The entries that follow should be written out exactly.

___ EXERCISE DATA ___

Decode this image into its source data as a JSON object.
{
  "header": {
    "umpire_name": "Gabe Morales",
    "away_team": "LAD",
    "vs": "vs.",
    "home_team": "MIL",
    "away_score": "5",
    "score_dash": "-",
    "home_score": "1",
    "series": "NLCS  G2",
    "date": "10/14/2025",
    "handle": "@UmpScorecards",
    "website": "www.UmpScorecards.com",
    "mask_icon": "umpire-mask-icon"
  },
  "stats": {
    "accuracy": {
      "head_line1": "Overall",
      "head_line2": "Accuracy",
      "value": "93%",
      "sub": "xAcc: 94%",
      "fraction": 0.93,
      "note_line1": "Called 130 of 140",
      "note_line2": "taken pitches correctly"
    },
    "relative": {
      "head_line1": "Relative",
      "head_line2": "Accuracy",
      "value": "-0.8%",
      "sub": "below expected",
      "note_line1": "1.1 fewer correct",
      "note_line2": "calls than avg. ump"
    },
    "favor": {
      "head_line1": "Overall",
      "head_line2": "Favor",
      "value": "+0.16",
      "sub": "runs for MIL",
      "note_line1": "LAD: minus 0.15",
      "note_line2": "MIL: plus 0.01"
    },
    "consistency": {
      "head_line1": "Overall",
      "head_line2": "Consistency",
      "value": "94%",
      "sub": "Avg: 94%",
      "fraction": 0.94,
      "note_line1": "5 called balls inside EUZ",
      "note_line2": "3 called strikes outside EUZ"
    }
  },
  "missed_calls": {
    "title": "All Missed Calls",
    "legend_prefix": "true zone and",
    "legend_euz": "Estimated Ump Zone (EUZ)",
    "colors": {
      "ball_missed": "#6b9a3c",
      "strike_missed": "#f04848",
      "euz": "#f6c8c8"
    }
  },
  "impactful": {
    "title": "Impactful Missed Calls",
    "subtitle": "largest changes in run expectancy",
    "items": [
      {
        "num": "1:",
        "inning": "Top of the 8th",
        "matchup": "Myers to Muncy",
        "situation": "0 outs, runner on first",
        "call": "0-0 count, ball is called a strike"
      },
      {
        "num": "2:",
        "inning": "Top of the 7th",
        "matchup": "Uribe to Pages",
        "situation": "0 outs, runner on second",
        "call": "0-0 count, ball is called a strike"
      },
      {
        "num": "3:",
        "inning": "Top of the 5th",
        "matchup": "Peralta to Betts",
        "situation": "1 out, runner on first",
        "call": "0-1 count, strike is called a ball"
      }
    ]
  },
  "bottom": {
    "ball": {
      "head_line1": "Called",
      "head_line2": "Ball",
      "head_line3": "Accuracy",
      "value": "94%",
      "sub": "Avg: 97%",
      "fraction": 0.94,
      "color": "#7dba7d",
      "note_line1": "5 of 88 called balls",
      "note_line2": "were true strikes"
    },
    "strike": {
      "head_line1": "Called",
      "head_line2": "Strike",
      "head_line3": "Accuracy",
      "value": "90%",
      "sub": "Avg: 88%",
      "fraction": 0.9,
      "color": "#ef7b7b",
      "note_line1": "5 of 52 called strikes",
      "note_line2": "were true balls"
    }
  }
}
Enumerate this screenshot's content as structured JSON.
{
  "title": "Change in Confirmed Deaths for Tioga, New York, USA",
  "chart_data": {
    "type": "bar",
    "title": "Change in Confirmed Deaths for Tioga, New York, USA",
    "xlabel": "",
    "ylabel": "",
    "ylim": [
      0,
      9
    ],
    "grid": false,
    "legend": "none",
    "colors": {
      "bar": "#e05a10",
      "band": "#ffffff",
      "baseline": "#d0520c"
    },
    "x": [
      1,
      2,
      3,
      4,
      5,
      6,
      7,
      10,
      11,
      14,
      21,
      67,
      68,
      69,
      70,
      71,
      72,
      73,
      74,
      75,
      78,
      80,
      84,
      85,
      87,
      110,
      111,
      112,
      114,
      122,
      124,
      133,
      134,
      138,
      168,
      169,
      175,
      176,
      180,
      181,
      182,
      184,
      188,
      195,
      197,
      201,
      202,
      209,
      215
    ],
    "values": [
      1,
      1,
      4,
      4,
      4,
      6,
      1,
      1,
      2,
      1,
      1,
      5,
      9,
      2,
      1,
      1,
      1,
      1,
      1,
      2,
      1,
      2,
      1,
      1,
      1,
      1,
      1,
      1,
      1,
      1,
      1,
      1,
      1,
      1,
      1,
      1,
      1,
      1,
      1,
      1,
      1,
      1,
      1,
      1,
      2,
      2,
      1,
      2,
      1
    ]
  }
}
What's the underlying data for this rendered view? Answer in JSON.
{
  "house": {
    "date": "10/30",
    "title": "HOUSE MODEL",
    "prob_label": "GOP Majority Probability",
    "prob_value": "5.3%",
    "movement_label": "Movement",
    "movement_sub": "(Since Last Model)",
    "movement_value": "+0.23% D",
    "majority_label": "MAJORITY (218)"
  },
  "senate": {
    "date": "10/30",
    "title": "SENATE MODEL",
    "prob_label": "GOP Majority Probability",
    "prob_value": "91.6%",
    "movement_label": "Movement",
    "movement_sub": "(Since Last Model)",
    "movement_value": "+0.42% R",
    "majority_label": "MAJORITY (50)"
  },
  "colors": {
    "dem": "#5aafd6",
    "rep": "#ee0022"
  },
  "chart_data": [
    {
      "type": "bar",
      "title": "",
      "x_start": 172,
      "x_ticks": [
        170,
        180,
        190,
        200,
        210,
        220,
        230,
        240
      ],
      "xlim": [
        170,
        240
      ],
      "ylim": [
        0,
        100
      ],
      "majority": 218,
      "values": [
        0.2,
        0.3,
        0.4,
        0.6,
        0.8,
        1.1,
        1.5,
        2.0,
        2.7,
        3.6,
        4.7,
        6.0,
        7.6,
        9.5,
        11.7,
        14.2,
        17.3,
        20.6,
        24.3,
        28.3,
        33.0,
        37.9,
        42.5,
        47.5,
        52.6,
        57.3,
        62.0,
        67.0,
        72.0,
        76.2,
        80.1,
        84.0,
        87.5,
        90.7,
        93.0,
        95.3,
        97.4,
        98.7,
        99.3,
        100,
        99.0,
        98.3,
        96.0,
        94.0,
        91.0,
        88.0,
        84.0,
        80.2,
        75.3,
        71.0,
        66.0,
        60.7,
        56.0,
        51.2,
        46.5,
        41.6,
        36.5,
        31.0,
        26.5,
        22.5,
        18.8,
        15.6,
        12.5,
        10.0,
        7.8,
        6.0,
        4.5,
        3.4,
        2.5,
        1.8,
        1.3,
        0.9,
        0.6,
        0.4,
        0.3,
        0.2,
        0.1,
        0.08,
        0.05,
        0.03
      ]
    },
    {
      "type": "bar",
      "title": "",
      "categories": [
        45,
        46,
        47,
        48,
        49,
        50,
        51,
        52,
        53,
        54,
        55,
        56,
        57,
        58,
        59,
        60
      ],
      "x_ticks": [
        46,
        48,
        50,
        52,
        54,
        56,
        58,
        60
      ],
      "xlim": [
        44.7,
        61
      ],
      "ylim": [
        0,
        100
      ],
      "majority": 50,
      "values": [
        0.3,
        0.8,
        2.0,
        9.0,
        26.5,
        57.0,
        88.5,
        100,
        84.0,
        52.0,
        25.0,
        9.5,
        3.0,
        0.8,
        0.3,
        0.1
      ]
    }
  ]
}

___

* _OUTPUT FOR THIS TASK_:
Decode this image into its source data as a JSON object.
{
  "header": {
    "umpire_name": "Gabe Morales",
    "away_team": "LAD",
    "vs": "vs.",
    "home_team": "MIL",
    "away_score": "5",
    "score_dash": "-",
    "home_score": "1",
    "series": "NLCS  G2",
    "date": "10/14/2025",
    "handle": "@UmpScorecards",
    "website": "www.UmpScorecards.com",
    "mask_icon": "umpire-mask-icon"
  },
  "stats": {
    "accuracy": {
      "head_line1": "Overall",
      "head_line2": "Accuracy",
      "value": "93%",
      "sub": "xAcc: 94%",
      "fraction": 0.93,
      "note_line1": "Called 130 of 140",
      "note_line2": "taken pitches correctly"
    },
    "relative": {
      "head_line1": "Relative",
      "head_line2": "Accuracy",
      "value": "-0.8%",
      "sub": "below expected",
      "note_line1": "1.1 fewer correct",
      "note_line2": "calls than avg. ump"
    },
    "favor": {
      "head_line1": "Overall",
      "head_line2": "Favor",
      "value": "+0.16",
      "sub": "runs for MIL",
      "note_line1": "LAD: minus 0.15",
      "note_line2": "MIL: plus 0.01"
    },
    "consistency": {
      "head_line1": "Overall",
      "head_line2": "Consistency",
      "value": "94%",
      "sub": "Avg: 94%",
      "fraction": 0.94,
      "note_line1": "5 called balls inside EUZ",
      "note_line2": "3 called strikes outside EUZ"
    }
  },
  "missed_calls": {
    "title": "All Missed Calls",
    "legend_prefix": "true zone and",
    "legend_euz": "Estimated Ump Zone (EUZ)",
    "colors": {
      "ball_missed": "#6b9a3c",
      "strike_missed": "#f04848",
      "euz": "#f6c8c8"
    }
  },
  "impactful": {
    "title": "Impactful Missed Calls",
    "subtitle": "largest changes in run expectancy",
    "items": [
      {
        "num": "1:",
        "inning": "Top of the 8th",
        "matchup": "Myers to Muncy",
        "situation": "0 outs, runner on first",
        "call": "0-0 count, ball is called a strike"
      },
      {
        "num": "2:",
        "inning": "Top of the 7th",
        "matchup": "Uribe to Pages",
        "situation": "0 outs, runner on second",
        "call": "0-0 count, ball is called a strike"
      },
      {
        "num": "3:",
        "inning": "Top of the 5th",
        "matchup": "Peralta to Betts",
        "situation": "1 out, runner on first",
        "call": "0-1 count, strike is called a ball"
      }
    ]
  },
  "bottom": {
    "ball": {
      "head_line1": "Called",
      "head_line2": "Ball",
      "head_line3": "Accuracy",
      "value": "94%",
      "sub": "Avg: 97%",
      "fraction": 0.94,
      "color": "#7dba7d",
      "note_line1": "5 of 88 called balls",
      "note_line2": "were true strikes"
    },
    "strike": {
      "head_line1": "Called",
      "head_line2": "Strike",
      "head_line3": "Accuracy",
      "value": "90%",
      "sub": "Avg: 88%",
      "fraction": 0.9,
      "color": "#ef7b7b",
      "note_line1": "5 of 52 called strikes",
      "note_line2": "were true balls"
    }
  }
}
Enumerate this screenshot's content as structured JSON.
{
  "title": "Change in Confirmed Deaths for Tioga, New York, USA",
  "chart_data": {
    "type": "bar",
    "title": "Change in Confirmed Deaths for Tioga, New York, USA",
    "xlabel": "",
    "ylabel": "",
    "ylim": [
      0,
      9
    ],
    "grid": false,
    "legend": "none",
    "colors": {
      "bar": "#e05a10",
      "band": "#ffffff",
      "baseline": "#d0520c"
    },
    "x": [
      1,
      2,
      3,
      4,
      5,
      6,
      7,
      10,
      11,
      14,
      21,
      67,
      68,
      69,
      70,
      71,
      72,
      73,
      74,
      75,
      78,
      80,
      84,
      85,
      87,
      110,
      111,
      112,
      114,
      122,
      124,
      133,
      134,
      138,
      168,
      169,
      175,
      176,
      180,
      181,
      182,
      184,
      188,
      195,
      197,
      201,
      202,
      209,
      215
    ],
    "values": [
      1,
      1,
      4,
      4,
      4,
      6,
      1,
      1,
      2,
      1,
      1,
      5,
      9,
      2,
      1,
      1,
      1,
      1,
      1,
      2,
      1,
      2,
      1,
      1,
      1,
      1,
      1,
      1,
      1,
      1,
      1,
      1,
      1,
      1,
      1,
      1,
      1,
      1,
      1,
      1,
      1,
      1,
      1,
      1,
      2,
      2,
      1,
      2,
      1
    ]
  }
}
What's the underlying data for this rendered view? Answer in JSON.
{
  "house": {
    "date": "10/30",
    "title": "HOUSE MODEL",
    "prob_label": "GOP Majority Probability",
    "prob_value": "5.3%",
    "movement_label": "Movement",
    "movement_sub": "(Since Last Model)",
    "movement_value": "+0.23% D",
    "majority_label": "MAJORITY (218)"
  },
  "senate": {
    "date": "10/30",
    "title": "SENATE MODEL",
    "prob_label": "GOP Majority Probability",
    "prob_value": "91.6%",
    "movement_label": "Movement",
    "movement_sub": "(Since Last Model)",
    "movement_value": "+0.42% R",
    "majority_label": "MAJORITY (50)"
  },
  "colors": {
    "dem": "#5aafd6",
    "rep": "#ee0022"
  },
  "chart_data": [
    {
      "type": "bar",
      "title": "",
      "x_start": 172,
      "x_ticks": [
        170,
        180,
        190,
        200,
        210,
        220,
        230,
        240
      ],
      "xlim": [
        170,
        240
      ],
      "ylim": [
        0,
        100
      ],
      "majority": 218,
      "values": [
        0.2,
        0.3,
        0.4,
        0.6,
        0.8,
        1.1,
        1.5,
        2.0,
        2.7,
        3.6,
        4.7,
        6.0,
        7.6,
        9.5,
        11.7,
        14.2,
        17.3,
        20.6,
        24.3,
        28.3,
        33.0,
        37.9,
        42.5,
        47.5,
        52.6,
        57.3,
        62.0,
        67.0,
        72.0,
        76.2,
        80.1,
        84.0,
        87.5,
        90.7,
        93.0,
        95.3,
        97.4,
        98.7,
        99.3,
        100,
        99.0,
        98.3,
        96.0,
        94.0,
        91.0,
        88.0,
        84.0,
        80.2,
        75.3,
        71.0,
        66.0,
        60.7,
        56.0,
        51.2,
        46.5,
        41.6,
        36.5,
        31.0,
        26.5,
        22.5,
        18.8,
        15.6,
        12.5,
        10.0,
        7.8,
        6.0,
        4.5,
        3.4,
        2.5,
        1.8,
        1.3,
        0.9,
        0.6,
        0.4,
        0.3,
        0.2,
        0.1,
        0.08,
        0.05,
        0.03
      ]
    },
    {
      "type": "bar",
      "title": "",
      "categories": [
        45,
        46,
        47,
        48,
        49,
        50,
        51,
        52,
        53,
        54,
        55,
        56,
        57,
        58,
        59,
        60
      ],
      "x_ticks": [
        46,
        48,
        50,
        52,
        54,
        56,
        58,
        60
      ],
      "xlim": [
        44.7,
        61
      ],
      "ylim": [
        0,
        100
      ],
      "majority": 50,
      "values": [
        0.3,
        0.8,
        2.0,
        9.0,
        26.5,
        57.0,
        88.5,
        100,
        84.0,
        52.0,
        25.0,
        9.5,
        3.0,
        0.8,
        0.3,
        0.1
      ]
    }
  ]
}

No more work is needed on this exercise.